Stored items:
.....

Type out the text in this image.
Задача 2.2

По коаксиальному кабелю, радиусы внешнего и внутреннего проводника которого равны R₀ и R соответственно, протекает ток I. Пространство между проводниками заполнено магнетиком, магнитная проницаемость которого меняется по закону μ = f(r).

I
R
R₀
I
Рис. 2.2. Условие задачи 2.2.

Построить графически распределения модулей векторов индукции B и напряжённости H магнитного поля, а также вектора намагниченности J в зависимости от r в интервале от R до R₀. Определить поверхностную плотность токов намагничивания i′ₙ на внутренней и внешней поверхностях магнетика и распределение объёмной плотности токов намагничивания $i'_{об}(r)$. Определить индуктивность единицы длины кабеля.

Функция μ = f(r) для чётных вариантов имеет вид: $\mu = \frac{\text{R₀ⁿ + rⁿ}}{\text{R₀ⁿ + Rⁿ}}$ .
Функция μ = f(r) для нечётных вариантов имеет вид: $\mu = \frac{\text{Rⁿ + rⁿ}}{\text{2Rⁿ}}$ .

.....

● REQUEST
Work out how many lines in the entries hold the string "frac". Your answer should consist solely of that number.

● RESPONSE TO THIS TASK
2